[START OF RECORDS FOR THIS EXERCISE]

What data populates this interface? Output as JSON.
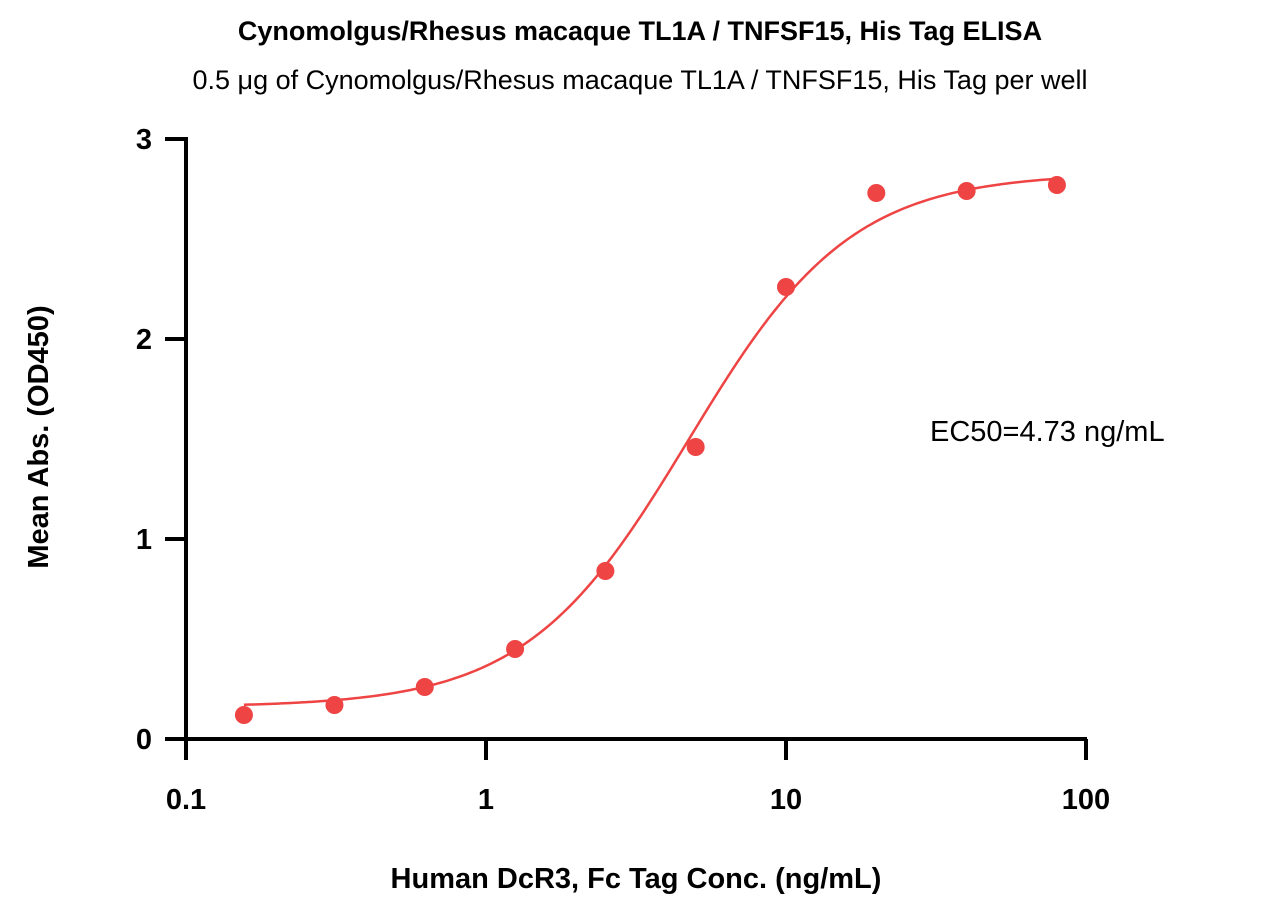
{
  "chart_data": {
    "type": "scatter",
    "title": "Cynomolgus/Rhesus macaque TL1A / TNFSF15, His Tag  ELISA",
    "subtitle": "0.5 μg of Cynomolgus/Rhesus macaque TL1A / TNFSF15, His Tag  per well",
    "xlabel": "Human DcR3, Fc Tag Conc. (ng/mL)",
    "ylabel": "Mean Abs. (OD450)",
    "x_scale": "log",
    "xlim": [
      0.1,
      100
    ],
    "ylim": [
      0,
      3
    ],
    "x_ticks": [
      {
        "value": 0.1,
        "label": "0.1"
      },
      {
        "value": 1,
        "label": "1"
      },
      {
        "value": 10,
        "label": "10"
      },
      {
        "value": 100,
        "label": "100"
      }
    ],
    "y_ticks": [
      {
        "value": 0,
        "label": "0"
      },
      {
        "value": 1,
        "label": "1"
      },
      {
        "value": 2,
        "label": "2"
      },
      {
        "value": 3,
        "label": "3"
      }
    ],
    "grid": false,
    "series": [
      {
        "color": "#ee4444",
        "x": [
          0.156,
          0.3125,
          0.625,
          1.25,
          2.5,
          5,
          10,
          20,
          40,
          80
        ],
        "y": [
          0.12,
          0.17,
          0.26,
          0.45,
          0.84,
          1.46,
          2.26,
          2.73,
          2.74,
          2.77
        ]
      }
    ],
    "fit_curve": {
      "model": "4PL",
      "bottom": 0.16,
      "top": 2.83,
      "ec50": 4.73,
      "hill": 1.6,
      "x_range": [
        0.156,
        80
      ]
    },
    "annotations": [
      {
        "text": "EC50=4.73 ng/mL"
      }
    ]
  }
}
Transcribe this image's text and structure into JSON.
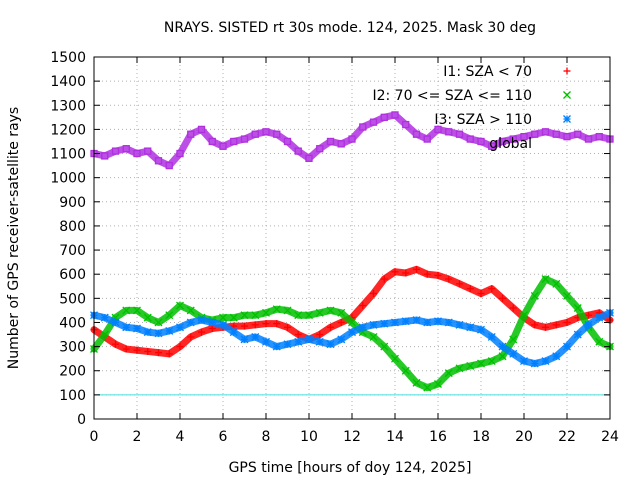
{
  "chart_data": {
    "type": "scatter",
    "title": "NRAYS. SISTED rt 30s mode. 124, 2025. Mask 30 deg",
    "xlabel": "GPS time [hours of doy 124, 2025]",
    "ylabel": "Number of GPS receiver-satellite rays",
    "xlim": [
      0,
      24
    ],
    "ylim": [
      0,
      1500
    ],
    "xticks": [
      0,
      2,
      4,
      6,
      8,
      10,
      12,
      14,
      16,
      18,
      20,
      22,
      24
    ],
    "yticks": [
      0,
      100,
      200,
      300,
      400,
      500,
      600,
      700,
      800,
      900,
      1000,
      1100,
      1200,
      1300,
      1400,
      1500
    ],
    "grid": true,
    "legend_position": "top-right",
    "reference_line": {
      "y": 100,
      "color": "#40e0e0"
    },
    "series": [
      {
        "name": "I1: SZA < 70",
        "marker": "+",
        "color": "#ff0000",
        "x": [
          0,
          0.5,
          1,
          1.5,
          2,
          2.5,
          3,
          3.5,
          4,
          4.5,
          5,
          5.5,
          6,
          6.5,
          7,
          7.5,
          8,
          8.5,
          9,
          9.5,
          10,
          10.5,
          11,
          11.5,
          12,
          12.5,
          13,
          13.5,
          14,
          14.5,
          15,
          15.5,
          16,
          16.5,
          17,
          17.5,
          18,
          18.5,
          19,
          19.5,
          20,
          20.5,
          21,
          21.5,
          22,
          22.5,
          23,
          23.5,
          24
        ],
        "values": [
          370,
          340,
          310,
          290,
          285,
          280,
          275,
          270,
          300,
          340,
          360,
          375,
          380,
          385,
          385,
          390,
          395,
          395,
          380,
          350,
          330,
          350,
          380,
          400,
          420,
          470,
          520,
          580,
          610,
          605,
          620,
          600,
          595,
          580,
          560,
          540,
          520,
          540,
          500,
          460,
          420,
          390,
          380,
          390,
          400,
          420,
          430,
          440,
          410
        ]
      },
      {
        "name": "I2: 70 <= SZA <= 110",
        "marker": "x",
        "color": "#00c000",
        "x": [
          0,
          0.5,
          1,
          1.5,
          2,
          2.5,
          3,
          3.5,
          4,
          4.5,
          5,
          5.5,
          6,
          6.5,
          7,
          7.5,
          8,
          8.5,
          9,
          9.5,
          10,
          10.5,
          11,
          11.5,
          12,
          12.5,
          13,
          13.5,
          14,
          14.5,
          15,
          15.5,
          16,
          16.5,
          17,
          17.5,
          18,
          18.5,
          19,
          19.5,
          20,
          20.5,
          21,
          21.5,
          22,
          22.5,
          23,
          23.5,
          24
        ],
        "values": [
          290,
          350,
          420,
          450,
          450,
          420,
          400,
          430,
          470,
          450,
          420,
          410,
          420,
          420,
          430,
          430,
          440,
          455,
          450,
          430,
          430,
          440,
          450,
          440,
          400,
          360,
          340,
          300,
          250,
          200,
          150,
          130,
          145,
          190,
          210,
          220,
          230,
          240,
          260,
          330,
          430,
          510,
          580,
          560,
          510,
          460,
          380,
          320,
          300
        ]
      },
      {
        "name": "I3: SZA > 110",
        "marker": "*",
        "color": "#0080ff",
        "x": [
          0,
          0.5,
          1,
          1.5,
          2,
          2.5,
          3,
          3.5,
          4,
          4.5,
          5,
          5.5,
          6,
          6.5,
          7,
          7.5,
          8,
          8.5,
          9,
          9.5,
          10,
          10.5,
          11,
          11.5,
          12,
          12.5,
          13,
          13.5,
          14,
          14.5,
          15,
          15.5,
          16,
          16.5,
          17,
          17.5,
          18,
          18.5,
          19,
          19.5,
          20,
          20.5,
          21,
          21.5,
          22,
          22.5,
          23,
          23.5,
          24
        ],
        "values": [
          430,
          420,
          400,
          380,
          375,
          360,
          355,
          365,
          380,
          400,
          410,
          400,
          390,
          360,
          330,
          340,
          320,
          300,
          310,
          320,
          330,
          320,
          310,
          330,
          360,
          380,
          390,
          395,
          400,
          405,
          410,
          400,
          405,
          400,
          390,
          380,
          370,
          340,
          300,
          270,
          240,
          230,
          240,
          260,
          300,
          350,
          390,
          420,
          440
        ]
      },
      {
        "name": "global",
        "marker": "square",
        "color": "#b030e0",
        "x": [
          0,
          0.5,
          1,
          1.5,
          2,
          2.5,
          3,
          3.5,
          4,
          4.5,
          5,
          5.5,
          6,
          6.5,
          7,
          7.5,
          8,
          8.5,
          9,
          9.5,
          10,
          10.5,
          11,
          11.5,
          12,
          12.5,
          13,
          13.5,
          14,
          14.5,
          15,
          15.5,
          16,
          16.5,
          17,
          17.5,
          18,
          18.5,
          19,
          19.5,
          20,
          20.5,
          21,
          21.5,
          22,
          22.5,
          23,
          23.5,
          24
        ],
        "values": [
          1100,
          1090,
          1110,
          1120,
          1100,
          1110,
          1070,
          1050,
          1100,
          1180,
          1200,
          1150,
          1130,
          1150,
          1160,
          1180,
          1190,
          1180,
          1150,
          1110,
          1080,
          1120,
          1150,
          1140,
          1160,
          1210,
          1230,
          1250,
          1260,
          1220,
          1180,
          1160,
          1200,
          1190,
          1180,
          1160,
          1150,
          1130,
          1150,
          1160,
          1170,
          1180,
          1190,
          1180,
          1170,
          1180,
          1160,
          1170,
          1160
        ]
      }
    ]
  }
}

[END OF RECORDS FOR THIS EXERCISE]

_STATED TASK_. Reproduce the entries exactly. Do not carry over any picture.

_TASK SOLUTION_.
What data populates this interface? Output as JSON.
{
  "chart_data": {
    "type": "scatter",
    "title": "Cynomolgus/Rhesus macaque TL1A / TNFSF15, His Tag  ELISA",
    "subtitle": "0.5 μg of Cynomolgus/Rhesus macaque TL1A / TNFSF15, His Tag  per well",
    "xlabel": "Human DcR3, Fc Tag Conc. (ng/mL)",
    "ylabel": "Mean Abs. (OD450)",
    "x_scale": "log",
    "xlim": [
      0.1,
      100
    ],
    "ylim": [
      0,
      3
    ],
    "x_ticks": [
      {
        "value": 0.1,
        "label": "0.1"
      },
      {
        "value": 1,
        "label": "1"
      },
      {
        "value": 10,
        "label": "10"
      },
      {
        "value": 100,
        "label": "100"
      }
    ],
    "y_ticks": [
      {
        "value": 0,
        "label": "0"
      },
      {
        "value": 1,
        "label": "1"
      },
      {
        "value": 2,
        "label": "2"
      },
      {
        "value": 3,
        "label": "3"
      }
    ],
    "grid": false,
    "series": [
      {
        "color": "#ee4444",
        "x": [
          0.156,
          0.3125,
          0.625,
          1.25,
          2.5,
          5,
          10,
          20,
          40,
          80
        ],
        "y": [
          0.12,
          0.17,
          0.26,
          0.45,
          0.84,
          1.46,
          2.26,
          2.73,
          2.74,
          2.77
        ]
      }
    ],
    "fit_curve": {
      "model": "4PL",
      "bottom": 0.16,
      "top": 2.83,
      "ec50": 4.73,
      "hill": 1.6,
      "x_range": [
        0.156,
        80
      ]
    },
    "annotations": [
      {
        "text": "EC50=4.73 ng/mL"
      }
    ]
  }
}
Transcribe this image's text and structure into JSON.
{
  "chart_data": {
    "type": "scatter",
    "title": "NRAYS. SISTED rt 30s mode. 124, 2025. Mask 30 deg",
    "xlabel": "GPS time [hours of doy 124, 2025]",
    "ylabel": "Number of GPS receiver-satellite rays",
    "xlim": [
      0,
      24
    ],
    "ylim": [
      0,
      1500
    ],
    "xticks": [
      0,
      2,
      4,
      6,
      8,
      10,
      12,
      14,
      16,
      18,
      20,
      22,
      24
    ],
    "yticks": [
      0,
      100,
      200,
      300,
      400,
      500,
      600,
      700,
      800,
      900,
      1000,
      1100,
      1200,
      1300,
      1400,
      1500
    ],
    "grid": true,
    "legend_position": "top-right",
    "reference_line": {
      "y": 100,
      "color": "#40e0e0"
    },
    "series": [
      {
        "name": "I1: SZA < 70",
        "marker": "+",
        "color": "#ff0000",
        "x": [
          0,
          0.5,
          1,
          1.5,
          2,
          2.5,
          3,
          3.5,
          4,
          4.5,
          5,
          5.5,
          6,
          6.5,
          7,
          7.5,
          8,
          8.5,
          9,
          9.5,
          10,
          10.5,
          11,
          11.5,
          12,
          12.5,
          13,
          13.5,
          14,
          14.5,
          15,
          15.5,
          16,
          16.5,
          17,
          17.5,
          18,
          18.5,
          19,
          19.5,
          20,
          20.5,
          21,
          21.5,
          22,
          22.5,
          23,
          23.5,
          24
        ],
        "values": [
          370,
          340,
          310,
          290,
          285,
          280,
          275,
          270,
          300,
          340,
          360,
          375,
          380,
          385,
          385,
          390,
          395,
          395,
          380,
          350,
          330,
          350,
          380,
          400,
          420,
          470,
          520,
          580,
          610,
          605,
          620,
          600,
          595,
          580,
          560,
          540,
          520,
          540,
          500,
          460,
          420,
          390,
          380,
          390,
          400,
          420,
          430,
          440,
          410
        ]
      },
      {
        "name": "I2: 70 <= SZA <= 110",
        "marker": "x",
        "color": "#00c000",
        "x": [
          0,
          0.5,
          1,
          1.5,
          2,
          2.5,
          3,
          3.5,
          4,
          4.5,
          5,
          5.5,
          6,
          6.5,
          7,
          7.5,
          8,
          8.5,
          9,
          9.5,
          10,
          10.5,
          11,
          11.5,
          12,
          12.5,
          13,
          13.5,
          14,
          14.5,
          15,
          15.5,
          16,
          16.5,
          17,
          17.5,
          18,
          18.5,
          19,
          19.5,
          20,
          20.5,
          21,
          21.5,
          22,
          22.5,
          23,
          23.5,
          24
        ],
        "values": [
          290,
          350,
          420,
          450,
          450,
          420,
          400,
          430,
          470,
          450,
          420,
          410,
          420,
          420,
          430,
          430,
          440,
          455,
          450,
          430,
          430,
          440,
          450,
          440,
          400,
          360,
          340,
          300,
          250,
          200,
          150,
          130,
          145,
          190,
          210,
          220,
          230,
          240,
          260,
          330,
          430,
          510,
          580,
          560,
          510,
          460,
          380,
          320,
          300
        ]
      },
      {
        "name": "I3: SZA > 110",
        "marker": "*",
        "color": "#0080ff",
        "x": [
          0,
          0.5,
          1,
          1.5,
          2,
          2.5,
          3,
          3.5,
          4,
          4.5,
          5,
          5.5,
          6,
          6.5,
          7,
          7.5,
          8,
          8.5,
          9,
          9.5,
          10,
          10.5,
          11,
          11.5,
          12,
          12.5,
          13,
          13.5,
          14,
          14.5,
          15,
          15.5,
          16,
          16.5,
          17,
          17.5,
          18,
          18.5,
          19,
          19.5,
          20,
          20.5,
          21,
          21.5,
          22,
          22.5,
          23,
          23.5,
          24
        ],
        "values": [
          430,
          420,
          400,
          380,
          375,
          360,
          355,
          365,
          380,
          400,
          410,
          400,
          390,
          360,
          330,
          340,
          320,
          300,
          310,
          320,
          330,
          320,
          310,
          330,
          360,
          380,
          390,
          395,
          400,
          405,
          410,
          400,
          405,
          400,
          390,
          380,
          370,
          340,
          300,
          270,
          240,
          230,
          240,
          260,
          300,
          350,
          390,
          420,
          440
        ]
      },
      {
        "name": "global",
        "marker": "square",
        "color": "#b030e0",
        "x": [
          0,
          0.5,
          1,
          1.5,
          2,
          2.5,
          3,
          3.5,
          4,
          4.5,
          5,
          5.5,
          6,
          6.5,
          7,
          7.5,
          8,
          8.5,
          9,
          9.5,
          10,
          10.5,
          11,
          11.5,
          12,
          12.5,
          13,
          13.5,
          14,
          14.5,
          15,
          15.5,
          16,
          16.5,
          17,
          17.5,
          18,
          18.5,
          19,
          19.5,
          20,
          20.5,
          21,
          21.5,
          22,
          22.5,
          23,
          23.5,
          24
        ],
        "values": [
          1100,
          1090,
          1110,
          1120,
          1100,
          1110,
          1070,
          1050,
          1100,
          1180,
          1200,
          1150,
          1130,
          1150,
          1160,
          1180,
          1190,
          1180,
          1150,
          1110,
          1080,
          1120,
          1150,
          1140,
          1160,
          1210,
          1230,
          1250,
          1260,
          1220,
          1180,
          1160,
          1200,
          1190,
          1180,
          1160,
          1150,
          1130,
          1150,
          1160,
          1170,
          1180,
          1190,
          1180,
          1170,
          1180,
          1160,
          1170,
          1160
        ]
      }
    ]
  }
}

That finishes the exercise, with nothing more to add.